■ Your objective
Copy out every record precisely.

■ Data listing
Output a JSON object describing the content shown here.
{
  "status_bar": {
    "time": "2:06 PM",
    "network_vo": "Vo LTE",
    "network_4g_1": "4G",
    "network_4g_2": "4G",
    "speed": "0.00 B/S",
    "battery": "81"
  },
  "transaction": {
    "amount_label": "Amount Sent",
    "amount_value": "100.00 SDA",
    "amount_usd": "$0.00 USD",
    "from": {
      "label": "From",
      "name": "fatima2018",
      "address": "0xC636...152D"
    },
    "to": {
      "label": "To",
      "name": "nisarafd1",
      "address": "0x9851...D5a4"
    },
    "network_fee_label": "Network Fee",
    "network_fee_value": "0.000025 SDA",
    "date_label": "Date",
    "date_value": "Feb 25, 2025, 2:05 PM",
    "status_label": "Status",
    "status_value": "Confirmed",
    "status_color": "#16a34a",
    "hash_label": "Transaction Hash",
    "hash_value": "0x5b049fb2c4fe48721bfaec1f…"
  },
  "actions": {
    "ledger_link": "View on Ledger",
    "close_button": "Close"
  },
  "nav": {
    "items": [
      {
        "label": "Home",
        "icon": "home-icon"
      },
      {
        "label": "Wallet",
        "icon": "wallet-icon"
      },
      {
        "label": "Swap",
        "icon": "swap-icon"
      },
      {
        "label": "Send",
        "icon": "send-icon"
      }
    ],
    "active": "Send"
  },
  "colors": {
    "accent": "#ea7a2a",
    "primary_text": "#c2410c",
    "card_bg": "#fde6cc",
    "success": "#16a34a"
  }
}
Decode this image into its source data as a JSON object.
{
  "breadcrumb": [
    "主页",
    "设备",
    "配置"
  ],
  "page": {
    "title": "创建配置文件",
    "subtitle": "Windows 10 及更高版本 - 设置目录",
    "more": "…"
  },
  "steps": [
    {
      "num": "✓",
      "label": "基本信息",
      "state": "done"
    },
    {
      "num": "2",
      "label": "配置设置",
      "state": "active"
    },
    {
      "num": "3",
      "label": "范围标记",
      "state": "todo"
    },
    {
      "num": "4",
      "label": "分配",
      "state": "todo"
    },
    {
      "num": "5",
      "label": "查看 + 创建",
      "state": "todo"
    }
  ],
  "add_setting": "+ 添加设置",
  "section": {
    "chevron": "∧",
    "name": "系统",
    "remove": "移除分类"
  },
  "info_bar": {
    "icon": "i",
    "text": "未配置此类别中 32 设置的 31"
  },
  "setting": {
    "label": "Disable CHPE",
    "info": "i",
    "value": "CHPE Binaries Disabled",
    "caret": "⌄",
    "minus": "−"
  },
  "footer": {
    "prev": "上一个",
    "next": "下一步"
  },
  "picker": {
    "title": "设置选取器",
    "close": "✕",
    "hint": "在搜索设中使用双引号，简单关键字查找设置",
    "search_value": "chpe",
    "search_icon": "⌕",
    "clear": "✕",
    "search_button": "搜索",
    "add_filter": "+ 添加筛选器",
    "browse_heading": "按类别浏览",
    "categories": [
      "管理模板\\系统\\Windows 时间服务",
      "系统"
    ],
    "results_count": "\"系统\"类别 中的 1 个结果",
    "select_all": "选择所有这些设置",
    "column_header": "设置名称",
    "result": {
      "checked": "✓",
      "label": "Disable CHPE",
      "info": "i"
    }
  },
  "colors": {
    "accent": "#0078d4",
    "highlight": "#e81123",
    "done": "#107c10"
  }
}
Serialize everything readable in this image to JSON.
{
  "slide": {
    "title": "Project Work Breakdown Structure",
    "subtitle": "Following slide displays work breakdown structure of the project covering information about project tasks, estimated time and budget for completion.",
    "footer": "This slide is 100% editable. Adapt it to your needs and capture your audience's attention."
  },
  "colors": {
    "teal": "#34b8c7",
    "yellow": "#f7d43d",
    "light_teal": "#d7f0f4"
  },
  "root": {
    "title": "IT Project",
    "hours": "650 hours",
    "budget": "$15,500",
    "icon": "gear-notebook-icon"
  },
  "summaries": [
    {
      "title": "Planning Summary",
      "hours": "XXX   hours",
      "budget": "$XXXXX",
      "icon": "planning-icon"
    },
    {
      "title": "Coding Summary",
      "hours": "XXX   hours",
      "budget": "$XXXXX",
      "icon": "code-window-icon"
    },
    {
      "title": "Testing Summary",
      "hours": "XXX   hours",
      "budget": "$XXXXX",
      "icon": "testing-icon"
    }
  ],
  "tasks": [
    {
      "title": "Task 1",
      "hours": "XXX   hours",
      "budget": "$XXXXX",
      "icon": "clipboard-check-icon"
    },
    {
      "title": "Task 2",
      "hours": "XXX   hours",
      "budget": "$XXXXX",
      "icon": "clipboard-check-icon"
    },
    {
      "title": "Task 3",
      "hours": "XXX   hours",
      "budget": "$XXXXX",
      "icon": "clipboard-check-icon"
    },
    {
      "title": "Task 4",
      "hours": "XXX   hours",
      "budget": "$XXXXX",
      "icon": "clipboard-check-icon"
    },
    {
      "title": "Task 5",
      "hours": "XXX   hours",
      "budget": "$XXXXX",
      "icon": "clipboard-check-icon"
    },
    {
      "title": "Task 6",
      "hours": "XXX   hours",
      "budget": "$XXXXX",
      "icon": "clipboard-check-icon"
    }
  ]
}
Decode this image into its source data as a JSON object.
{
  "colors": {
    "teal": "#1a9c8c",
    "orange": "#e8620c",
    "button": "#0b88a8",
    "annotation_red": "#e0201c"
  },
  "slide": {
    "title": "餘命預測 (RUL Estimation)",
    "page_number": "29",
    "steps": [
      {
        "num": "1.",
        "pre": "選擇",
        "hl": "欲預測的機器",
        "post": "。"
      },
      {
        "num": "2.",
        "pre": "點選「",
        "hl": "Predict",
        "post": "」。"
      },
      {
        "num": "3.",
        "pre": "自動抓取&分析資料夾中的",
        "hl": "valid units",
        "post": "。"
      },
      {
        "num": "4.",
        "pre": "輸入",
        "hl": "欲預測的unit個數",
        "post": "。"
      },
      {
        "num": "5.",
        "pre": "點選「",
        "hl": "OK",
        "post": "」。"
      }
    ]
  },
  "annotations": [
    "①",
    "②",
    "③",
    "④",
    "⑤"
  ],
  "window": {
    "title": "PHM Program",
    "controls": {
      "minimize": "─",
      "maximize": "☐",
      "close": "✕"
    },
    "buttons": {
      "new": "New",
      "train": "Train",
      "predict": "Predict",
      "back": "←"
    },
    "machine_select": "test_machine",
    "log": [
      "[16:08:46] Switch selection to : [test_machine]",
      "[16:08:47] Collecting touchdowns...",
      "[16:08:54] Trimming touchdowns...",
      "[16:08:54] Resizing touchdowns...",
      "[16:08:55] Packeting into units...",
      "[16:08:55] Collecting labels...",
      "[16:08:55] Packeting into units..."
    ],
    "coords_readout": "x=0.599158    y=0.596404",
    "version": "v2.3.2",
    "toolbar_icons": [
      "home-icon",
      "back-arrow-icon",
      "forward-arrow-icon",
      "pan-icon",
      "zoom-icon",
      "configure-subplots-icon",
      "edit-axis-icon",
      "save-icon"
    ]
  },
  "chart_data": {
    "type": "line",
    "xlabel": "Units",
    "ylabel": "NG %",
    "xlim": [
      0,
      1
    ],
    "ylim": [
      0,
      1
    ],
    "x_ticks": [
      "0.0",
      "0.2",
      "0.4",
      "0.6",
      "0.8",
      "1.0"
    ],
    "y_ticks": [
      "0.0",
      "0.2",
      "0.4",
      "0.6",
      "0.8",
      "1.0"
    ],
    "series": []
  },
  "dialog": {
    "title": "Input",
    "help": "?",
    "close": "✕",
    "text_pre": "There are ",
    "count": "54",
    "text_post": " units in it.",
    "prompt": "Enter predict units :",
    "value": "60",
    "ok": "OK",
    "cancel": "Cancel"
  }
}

■ Finished answer
Output a JSON object describing the content shown here.
{
  "status_bar": {
    "time": "2:06 PM",
    "network_vo": "Vo LTE",
    "network_4g_1": "4G",
    "network_4g_2": "4G",
    "speed": "0.00 B/S",
    "battery": "81"
  },
  "transaction": {
    "amount_label": "Amount Sent",
    "amount_value": "100.00 SDA",
    "amount_usd": "$0.00 USD",
    "from": {
      "label": "From",
      "name": "fatima2018",
      "address": "0xC636...152D"
    },
    "to": {
      "label": "To",
      "name": "nisarafd1",
      "address": "0x9851...D5a4"
    },
    "network_fee_label": "Network Fee",
    "network_fee_value": "0.000025 SDA",
    "date_label": "Date",
    "date_value": "Feb 25, 2025, 2:05 PM",
    "status_label": "Status",
    "status_value": "Confirmed",
    "status_color": "#16a34a",
    "hash_label": "Transaction Hash",
    "hash_value": "0x5b049fb2c4fe48721bfaec1f…"
  },
  "actions": {
    "ledger_link": "View on Ledger",
    "close_button": "Close"
  },
  "nav": {
    "items": [
      {
        "label": "Home",
        "icon": "home-icon"
      },
      {
        "label": "Wallet",
        "icon": "wallet-icon"
      },
      {
        "label": "Swap",
        "icon": "swap-icon"
      },
      {
        "label": "Send",
        "icon": "send-icon"
      }
    ],
    "active": "Send"
  },
  "colors": {
    "accent": "#ea7a2a",
    "primary_text": "#c2410c",
    "card_bg": "#fde6cc",
    "success": "#16a34a"
  }
}
Decode this image into its source data as a JSON object.
{
  "breadcrumb": [
    "主页",
    "设备",
    "配置"
  ],
  "page": {
    "title": "创建配置文件",
    "subtitle": "Windows 10 及更高版本 - 设置目录",
    "more": "…"
  },
  "steps": [
    {
      "num": "✓",
      "label": "基本信息",
      "state": "done"
    },
    {
      "num": "2",
      "label": "配置设置",
      "state": "active"
    },
    {
      "num": "3",
      "label": "范围标记",
      "state": "todo"
    },
    {
      "num": "4",
      "label": "分配",
      "state": "todo"
    },
    {
      "num": "5",
      "label": "查看 + 创建",
      "state": "todo"
    }
  ],
  "add_setting": "+ 添加设置",
  "section": {
    "chevron": "∧",
    "name": "系统",
    "remove": "移除分类"
  },
  "info_bar": {
    "icon": "i",
    "text": "未配置此类别中 32 设置的 31"
  },
  "setting": {
    "label": "Disable CHPE",
    "info": "i",
    "value": "CHPE Binaries Disabled",
    "caret": "⌄",
    "minus": "−"
  },
  "footer": {
    "prev": "上一个",
    "next": "下一步"
  },
  "picker": {
    "title": "设置选取器",
    "close": "✕",
    "hint": "在搜索设中使用双引号，简单关键字查找设置",
    "search_value": "chpe",
    "search_icon": "⌕",
    "clear": "✕",
    "search_button": "搜索",
    "add_filter": "+ 添加筛选器",
    "browse_heading": "按类别浏览",
    "categories": [
      "管理模板\\系统\\Windows 时间服务",
      "系统"
    ],
    "results_count": "\"系统\"类别 中的 1 个结果",
    "select_all": "选择所有这些设置",
    "column_header": "设置名称",
    "result": {
      "checked": "✓",
      "label": "Disable CHPE",
      "info": "i"
    }
  },
  "colors": {
    "accent": "#0078d4",
    "highlight": "#e81123",
    "done": "#107c10"
  }
}
Serialize everything readable in this image to JSON.
{
  "slide": {
    "title": "Project Work Breakdown Structure",
    "subtitle": "Following slide displays work breakdown structure of the project covering information about project tasks, estimated time and budget for completion.",
    "footer": "This slide is 100% editable. Adapt it to your needs and capture your audience's attention."
  },
  "colors": {
    "teal": "#34b8c7",
    "yellow": "#f7d43d",
    "light_teal": "#d7f0f4"
  },
  "root": {
    "title": "IT Project",
    "hours": "650 hours",
    "budget": "$15,500",
    "icon": "gear-notebook-icon"
  },
  "summaries": [
    {
      "title": "Planning Summary",
      "hours": "XXX   hours",
      "budget": "$XXXXX",
      "icon": "planning-icon"
    },
    {
      "title": "Coding Summary",
      "hours": "XXX   hours",
      "budget": "$XXXXX",
      "icon": "code-window-icon"
    },
    {
      "title": "Testing Summary",
      "hours": "XXX   hours",
      "budget": "$XXXXX",
      "icon": "testing-icon"
    }
  ],
  "tasks": [
    {
      "title": "Task 1",
      "hours": "XXX   hours",
      "budget": "$XXXXX",
      "icon": "clipboard-check-icon"
    },
    {
      "title": "Task 2",
      "hours": "XXX   hours",
      "budget": "$XXXXX",
      "icon": "clipboard-check-icon"
    },
    {
      "title": "Task 3",
      "hours": "XXX   hours",
      "budget": "$XXXXX",
      "icon": "clipboard-check-icon"
    },
    {
      "title": "Task 4",
      "hours": "XXX   hours",
      "budget": "$XXXXX",
      "icon": "clipboard-check-icon"
    },
    {
      "title": "Task 5",
      "hours": "XXX   hours",
      "budget": "$XXXXX",
      "icon": "clipboard-check-icon"
    },
    {
      "title": "Task 6",
      "hours": "XXX   hours",
      "budget": "$XXXXX",
      "icon": "clipboard-check-icon"
    }
  ]
}
Decode this image into its source data as a JSON object.
{
  "colors": {
    "teal": "#1a9c8c",
    "orange": "#e8620c",
    "button": "#0b88a8",
    "annotation_red": "#e0201c"
  },
  "slide": {
    "title": "餘命預測 (RUL Estimation)",
    "page_number": "29",
    "steps": [
      {
        "num": "1.",
        "pre": "選擇",
        "hl": "欲預測的機器",
        "post": "。"
      },
      {
        "num": "2.",
        "pre": "點選「",
        "hl": "Predict",
        "post": "」。"
      },
      {
        "num": "3.",
        "pre": "自動抓取&分析資料夾中的",
        "hl": "valid units",
        "post": "。"
      },
      {
        "num": "4.",
        "pre": "輸入",
        "hl": "欲預測的unit個數",
        "post": "。"
      },
      {
        "num": "5.",
        "pre": "點選「",
        "hl": "OK",
        "post": "」。"
      }
    ]
  },
  "annotations": [
    "①",
    "②",
    "③",
    "④",
    "⑤"
  ],
  "window": {
    "title": "PHM Program",
    "controls": {
      "minimize": "─",
      "maximize": "☐",
      "close": "✕"
    },
    "buttons": {
      "new": "New",
      "train": "Train",
      "predict": "Predict",
      "back": "←"
    },
    "machine_select": "test_machine",
    "log": [
      "[16:08:46] Switch selection to : [test_machine]",
      "[16:08:47] Collecting touchdowns...",
      "[16:08:54] Trimming touchdowns...",
      "[16:08:54] Resizing touchdowns...",
      "[16:08:55] Packeting into units...",
      "[16:08:55] Collecting labels...",
      "[16:08:55] Packeting into units..."
    ],
    "coords_readout": "x=0.599158    y=0.596404",
    "version": "v2.3.2",
    "toolbar_icons": [
      "home-icon",
      "back-arrow-icon",
      "forward-arrow-icon",
      "pan-icon",
      "zoom-icon",
      "configure-subplots-icon",
      "edit-axis-icon",
      "save-icon"
    ]
  },
  "chart_data": {
    "type": "line",
    "xlabel": "Units",
    "ylabel": "NG %",
    "xlim": [
      0,
      1
    ],
    "ylim": [
      0,
      1
    ],
    "x_ticks": [
      "0.0",
      "0.2",
      "0.4",
      "0.6",
      "0.8",
      "1.0"
    ],
    "y_ticks": [
      "0.0",
      "0.2",
      "0.4",
      "0.6",
      "0.8",
      "1.0"
    ],
    "series": []
  },
  "dialog": {
    "title": "Input",
    "help": "?",
    "close": "✕",
    "text_pre": "There are ",
    "count": "54",
    "text_post": " units in it.",
    "prompt": "Enter predict units :",
    "value": "60",
    "ok": "OK",
    "cancel": "Cancel"
  }
}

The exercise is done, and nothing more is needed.